INSTRUCTIONS TO FOLLOW ▸ Repeat the whole listing exactly as written.

Records about charts and figures:
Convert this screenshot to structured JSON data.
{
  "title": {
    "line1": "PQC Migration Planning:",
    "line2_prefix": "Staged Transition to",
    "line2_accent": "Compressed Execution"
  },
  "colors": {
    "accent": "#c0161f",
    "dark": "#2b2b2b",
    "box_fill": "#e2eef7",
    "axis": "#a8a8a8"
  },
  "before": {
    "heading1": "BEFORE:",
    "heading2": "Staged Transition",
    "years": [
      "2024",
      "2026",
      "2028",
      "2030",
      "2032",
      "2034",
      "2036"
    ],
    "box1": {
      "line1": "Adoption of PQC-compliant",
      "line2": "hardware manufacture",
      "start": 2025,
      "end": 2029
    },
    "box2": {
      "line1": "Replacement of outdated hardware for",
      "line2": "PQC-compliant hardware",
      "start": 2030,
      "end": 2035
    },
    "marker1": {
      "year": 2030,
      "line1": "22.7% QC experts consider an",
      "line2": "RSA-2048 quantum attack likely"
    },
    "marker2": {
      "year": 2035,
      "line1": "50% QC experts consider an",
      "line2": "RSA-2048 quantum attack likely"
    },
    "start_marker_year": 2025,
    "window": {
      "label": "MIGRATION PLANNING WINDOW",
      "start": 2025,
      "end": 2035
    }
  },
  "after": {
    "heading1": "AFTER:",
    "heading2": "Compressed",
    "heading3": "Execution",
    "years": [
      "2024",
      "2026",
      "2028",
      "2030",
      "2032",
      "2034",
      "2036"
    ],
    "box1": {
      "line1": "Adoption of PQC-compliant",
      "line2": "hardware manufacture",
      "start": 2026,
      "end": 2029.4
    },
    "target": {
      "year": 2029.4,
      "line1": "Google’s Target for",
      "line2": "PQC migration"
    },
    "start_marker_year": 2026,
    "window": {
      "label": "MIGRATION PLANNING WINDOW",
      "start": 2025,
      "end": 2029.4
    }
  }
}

EXERCISE RESPONSE ▸
Convert this screenshot to structured JSON data.
{
  "title": {
    "line1": "PQC Migration Planning:",
    "line2_prefix": "Staged Transition to",
    "line2_accent": "Compressed Execution"
  },
  "colors": {
    "accent": "#c0161f",
    "dark": "#2b2b2b",
    "box_fill": "#e2eef7",
    "axis": "#a8a8a8"
  },
  "before": {
    "heading1": "BEFORE:",
    "heading2": "Staged Transition",
    "years": [
      "2024",
      "2026",
      "2028",
      "2030",
      "2032",
      "2034",
      "2036"
    ],
    "box1": {
      "line1": "Adoption of PQC-compliant",
      "line2": "hardware manufacture",
      "start": 2025,
      "end": 2029
    },
    "box2": {
      "line1": "Replacement of outdated hardware for",
      "line2": "PQC-compliant hardware",
      "start": 2030,
      "end": 2035
    },
    "marker1": {
      "year": 2030,
      "line1": "22.7% QC experts consider an",
      "line2": "RSA-2048 quantum attack likely"
    },
    "marker2": {
      "year": 2035,
      "line1": "50% QC experts consider an",
      "line2": "RSA-2048 quantum attack likely"
    },
    "start_marker_year": 2025,
    "window": {
      "label": "MIGRATION PLANNING WINDOW",
      "start": 2025,
      "end": 2035
    }
  },
  "after": {
    "heading1": "AFTER:",
    "heading2": "Compressed",
    "heading3": "Execution",
    "years": [
      "2024",
      "2026",
      "2028",
      "2030",
      "2032",
      "2034",
      "2036"
    ],
    "box1": {
      "line1": "Adoption of PQC-compliant",
      "line2": "hardware manufacture",
      "start": 2026,
      "end": 2029.4
    },
    "target": {
      "year": 2029.4,
      "line1": "Google’s Target for",
      "line2": "PQC migration"
    },
    "start_marker_year": 2026,
    "window": {
      "label": "MIGRATION PLANNING WINDOW",
      "start": 2025,
      "end": 2029.4
    }
  }
}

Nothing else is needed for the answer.